• **The records**

## begin

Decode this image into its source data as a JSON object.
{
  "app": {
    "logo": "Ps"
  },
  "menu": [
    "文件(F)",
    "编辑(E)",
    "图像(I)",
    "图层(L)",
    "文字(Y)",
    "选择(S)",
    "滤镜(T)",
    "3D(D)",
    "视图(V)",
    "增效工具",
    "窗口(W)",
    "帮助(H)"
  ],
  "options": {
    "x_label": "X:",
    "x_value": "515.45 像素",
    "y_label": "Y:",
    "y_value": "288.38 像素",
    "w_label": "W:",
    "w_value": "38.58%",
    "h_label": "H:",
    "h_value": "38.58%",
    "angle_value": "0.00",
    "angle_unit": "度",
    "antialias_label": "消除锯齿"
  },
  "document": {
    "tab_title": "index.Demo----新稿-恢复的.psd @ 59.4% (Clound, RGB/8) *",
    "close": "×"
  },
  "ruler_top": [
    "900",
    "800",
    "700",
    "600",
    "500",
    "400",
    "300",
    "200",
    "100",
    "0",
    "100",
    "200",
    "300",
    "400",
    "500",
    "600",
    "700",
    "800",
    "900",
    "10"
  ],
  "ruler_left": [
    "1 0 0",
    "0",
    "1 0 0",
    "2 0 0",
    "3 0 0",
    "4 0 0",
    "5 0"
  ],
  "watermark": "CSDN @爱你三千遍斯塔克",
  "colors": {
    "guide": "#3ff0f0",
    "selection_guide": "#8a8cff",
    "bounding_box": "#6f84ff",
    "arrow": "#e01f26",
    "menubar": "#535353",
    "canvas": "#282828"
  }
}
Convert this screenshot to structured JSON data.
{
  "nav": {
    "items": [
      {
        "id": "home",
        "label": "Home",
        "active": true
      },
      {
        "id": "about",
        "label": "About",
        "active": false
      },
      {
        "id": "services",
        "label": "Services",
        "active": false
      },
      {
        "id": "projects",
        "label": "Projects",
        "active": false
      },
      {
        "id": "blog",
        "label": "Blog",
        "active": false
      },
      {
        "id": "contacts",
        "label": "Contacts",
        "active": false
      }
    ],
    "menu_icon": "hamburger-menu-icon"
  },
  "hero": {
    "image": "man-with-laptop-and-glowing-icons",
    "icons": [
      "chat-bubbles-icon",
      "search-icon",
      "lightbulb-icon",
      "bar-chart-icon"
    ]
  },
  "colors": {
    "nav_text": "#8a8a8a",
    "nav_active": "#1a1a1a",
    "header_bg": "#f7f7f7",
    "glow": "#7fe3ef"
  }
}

## end

Type out the entries again, word for word.

Decode this image into its source data as a JSON object.
{
  "app": {
    "logo": "Ps"
  },
  "menu": [
    "文件(F)",
    "编辑(E)",
    "图像(I)",
    "图层(L)",
    "文字(Y)",
    "选择(S)",
    "滤镜(T)",
    "3D(D)",
    "视图(V)",
    "增效工具",
    "窗口(W)",
    "帮助(H)"
  ],
  "options": {
    "x_label": "X:",
    "x_value": "515.45 像素",
    "y_label": "Y:",
    "y_value": "288.38 像素",
    "w_label": "W:",
    "w_value": "38.58%",
    "h_label": "H:",
    "h_value": "38.58%",
    "angle_value": "0.00",
    "angle_unit": "度",
    "antialias_label": "消除锯齿"
  },
  "document": {
    "tab_title": "index.Demo----新稿-恢复的.psd @ 59.4% (Clound, RGB/8) *",
    "close": "×"
  },
  "ruler_top": [
    "900",
    "800",
    "700",
    "600",
    "500",
    "400",
    "300",
    "200",
    "100",
    "0",
    "100",
    "200",
    "300",
    "400",
    "500",
    "600",
    "700",
    "800",
    "900",
    "10"
  ],
  "ruler_left": [
    "1 0 0",
    "0",
    "1 0 0",
    "2 0 0",
    "3 0 0",
    "4 0 0",
    "5 0"
  ],
  "watermark": "CSDN @爱你三千遍斯塔克",
  "colors": {
    "guide": "#3ff0f0",
    "selection_guide": "#8a8cff",
    "bounding_box": "#6f84ff",
    "arrow": "#e01f26",
    "menubar": "#535353",
    "canvas": "#282828"
  }
}
Convert this screenshot to structured JSON data.
{
  "nav": {
    "items": [
      {
        "id": "home",
        "label": "Home",
        "active": true
      },
      {
        "id": "about",
        "label": "About",
        "active": false
      },
      {
        "id": "services",
        "label": "Services",
        "active": false
      },
      {
        "id": "projects",
        "label": "Projects",
        "active": false
      },
      {
        "id": "blog",
        "label": "Blog",
        "active": false
      },
      {
        "id": "contacts",
        "label": "Contacts",
        "active": false
      }
    ],
    "menu_icon": "hamburger-menu-icon"
  },
  "hero": {
    "image": "man-with-laptop-and-glowing-icons",
    "icons": [
      "chat-bubbles-icon",
      "search-icon",
      "lightbulb-icon",
      "bar-chart-icon"
    ]
  },
  "colors": {
    "nav_text": "#8a8a8a",
    "nav_active": "#1a1a1a",
    "header_bg": "#f7f7f7",
    "glow": "#7fe3ef"
  }
}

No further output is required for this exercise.